Stored data entries:
==========
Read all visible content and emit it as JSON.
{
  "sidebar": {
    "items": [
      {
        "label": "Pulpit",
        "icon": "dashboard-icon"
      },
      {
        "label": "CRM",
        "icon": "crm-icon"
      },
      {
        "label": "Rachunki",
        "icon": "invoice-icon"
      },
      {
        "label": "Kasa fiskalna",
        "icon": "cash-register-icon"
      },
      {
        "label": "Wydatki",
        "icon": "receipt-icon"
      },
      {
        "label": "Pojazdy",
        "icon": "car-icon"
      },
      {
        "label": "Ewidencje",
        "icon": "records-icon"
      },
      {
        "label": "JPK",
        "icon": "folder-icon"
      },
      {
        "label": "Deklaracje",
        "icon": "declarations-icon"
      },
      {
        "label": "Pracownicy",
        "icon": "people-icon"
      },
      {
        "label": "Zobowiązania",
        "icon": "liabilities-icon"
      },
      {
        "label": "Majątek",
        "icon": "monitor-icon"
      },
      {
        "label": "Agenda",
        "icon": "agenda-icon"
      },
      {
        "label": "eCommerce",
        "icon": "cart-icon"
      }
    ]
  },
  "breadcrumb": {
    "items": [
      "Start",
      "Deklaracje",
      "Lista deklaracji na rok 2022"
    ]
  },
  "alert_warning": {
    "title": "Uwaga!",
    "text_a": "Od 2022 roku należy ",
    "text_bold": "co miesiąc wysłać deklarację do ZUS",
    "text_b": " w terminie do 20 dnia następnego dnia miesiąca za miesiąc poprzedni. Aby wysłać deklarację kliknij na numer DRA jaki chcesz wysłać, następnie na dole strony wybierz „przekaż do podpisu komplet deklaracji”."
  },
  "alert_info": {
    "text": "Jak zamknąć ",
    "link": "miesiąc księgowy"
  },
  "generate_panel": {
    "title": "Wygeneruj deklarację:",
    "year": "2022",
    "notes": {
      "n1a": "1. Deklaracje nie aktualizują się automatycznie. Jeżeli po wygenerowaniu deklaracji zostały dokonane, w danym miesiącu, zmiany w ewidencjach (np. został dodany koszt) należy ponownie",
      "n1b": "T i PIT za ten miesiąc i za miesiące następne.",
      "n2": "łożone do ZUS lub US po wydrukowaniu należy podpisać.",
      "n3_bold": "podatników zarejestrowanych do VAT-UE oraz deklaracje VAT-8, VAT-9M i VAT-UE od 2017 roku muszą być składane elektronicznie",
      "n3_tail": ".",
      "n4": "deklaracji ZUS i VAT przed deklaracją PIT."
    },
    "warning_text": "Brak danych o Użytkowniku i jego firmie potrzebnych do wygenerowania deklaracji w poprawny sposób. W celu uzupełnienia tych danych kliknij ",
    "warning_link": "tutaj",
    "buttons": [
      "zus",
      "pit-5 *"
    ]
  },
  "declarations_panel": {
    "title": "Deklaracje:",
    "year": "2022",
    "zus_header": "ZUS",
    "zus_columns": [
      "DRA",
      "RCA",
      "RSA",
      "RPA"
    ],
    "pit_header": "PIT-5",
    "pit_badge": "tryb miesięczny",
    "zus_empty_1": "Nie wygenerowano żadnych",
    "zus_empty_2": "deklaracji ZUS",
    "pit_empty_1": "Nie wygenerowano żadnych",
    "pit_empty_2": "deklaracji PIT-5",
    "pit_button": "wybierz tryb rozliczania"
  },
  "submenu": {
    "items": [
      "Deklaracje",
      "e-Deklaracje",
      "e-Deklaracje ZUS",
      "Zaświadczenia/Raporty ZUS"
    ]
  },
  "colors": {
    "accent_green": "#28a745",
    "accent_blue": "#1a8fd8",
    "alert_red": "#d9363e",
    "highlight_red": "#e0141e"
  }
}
==========
■ TASK ■
Copy out the data shown above without altering anything.

■ SOLUTION ■
Read all visible content and emit it as JSON.
{
  "sidebar": {
    "items": [
      {
        "label": "Pulpit",
        "icon": "dashboard-icon"
      },
      {
        "label": "CRM",
        "icon": "crm-icon"
      },
      {
        "label": "Rachunki",
        "icon": "invoice-icon"
      },
      {
        "label": "Kasa fiskalna",
        "icon": "cash-register-icon"
      },
      {
        "label": "Wydatki",
        "icon": "receipt-icon"
      },
      {
        "label": "Pojazdy",
        "icon": "car-icon"
      },
      {
        "label": "Ewidencje",
        "icon": "records-icon"
      },
      {
        "label": "JPK",
        "icon": "folder-icon"
      },
      {
        "label": "Deklaracje",
        "icon": "declarations-icon"
      },
      {
        "label": "Pracownicy",
        "icon": "people-icon"
      },
      {
        "label": "Zobowiązania",
        "icon": "liabilities-icon"
      },
      {
        "label": "Majątek",
        "icon": "monitor-icon"
      },
      {
        "label": "Agenda",
        "icon": "agenda-icon"
      },
      {
        "label": "eCommerce",
        "icon": "cart-icon"
      }
    ]
  },
  "breadcrumb": {
    "items": [
      "Start",
      "Deklaracje",
      "Lista deklaracji na rok 2022"
    ]
  },
  "alert_warning": {
    "title": "Uwaga!",
    "text_a": "Od 2022 roku należy ",
    "text_bold": "co miesiąc wysłać deklarację do ZUS",
    "text_b": " w terminie do 20 dnia następnego dnia miesiąca za miesiąc poprzedni. Aby wysłać deklarację kliknij na numer DRA jaki chcesz wysłać, następnie na dole strony wybierz „przekaż do podpisu komplet deklaracji”."
  },
  "alert_info": {
    "text": "Jak zamknąć ",
    "link": "miesiąc księgowy"
  },
  "generate_panel": {
    "title": "Wygeneruj deklarację:",
    "year": "2022",
    "notes": {
      "n1a": "1. Deklaracje nie aktualizują się automatycznie. Jeżeli po wygenerowaniu deklaracji zostały dokonane, w danym miesiącu, zmiany w ewidencjach (np. został dodany koszt) należy ponownie",
      "n1b": "T i PIT za ten miesiąc i za miesiące następne.",
      "n2": "łożone do ZUS lub US po wydrukowaniu należy podpisać.",
      "n3_bold": "podatników zarejestrowanych do VAT-UE oraz deklaracje VAT-8, VAT-9M i VAT-UE od 2017 roku muszą być składane elektronicznie",
      "n3_tail": ".",
      "n4": "deklaracji ZUS i VAT przed deklaracją PIT."
    },
    "warning_text": "Brak danych o Użytkowniku i jego firmie potrzebnych do wygenerowania deklaracji w poprawny sposób. W celu uzupełnienia tych danych kliknij ",
    "warning_link": "tutaj",
    "buttons": [
      "zus",
      "pit-5 *"
    ]
  },
  "declarations_panel": {
    "title": "Deklaracje:",
    "year": "2022",
    "zus_header": "ZUS",
    "zus_columns": [
      "DRA",
      "RCA",
      "RSA",
      "RPA"
    ],
    "pit_header": "PIT-5",
    "pit_badge": "tryb miesięczny",
    "zus_empty_1": "Nie wygenerowano żadnych",
    "zus_empty_2": "deklaracji ZUS",
    "pit_empty_1": "Nie wygenerowano żadnych",
    "pit_empty_2": "deklaracji PIT-5",
    "pit_button": "wybierz tryb rozliczania"
  },
  "submenu": {
    "items": [
      "Deklaracje",
      "e-Deklaracje",
      "e-Deklaracje ZUS",
      "Zaświadczenia/Raporty ZUS"
    ]
  },
  "colors": {
    "accent_green": "#28a745",
    "accent_blue": "#1a8fd8",
    "alert_red": "#d9363e",
    "highlight_red": "#e0141e"
  }
}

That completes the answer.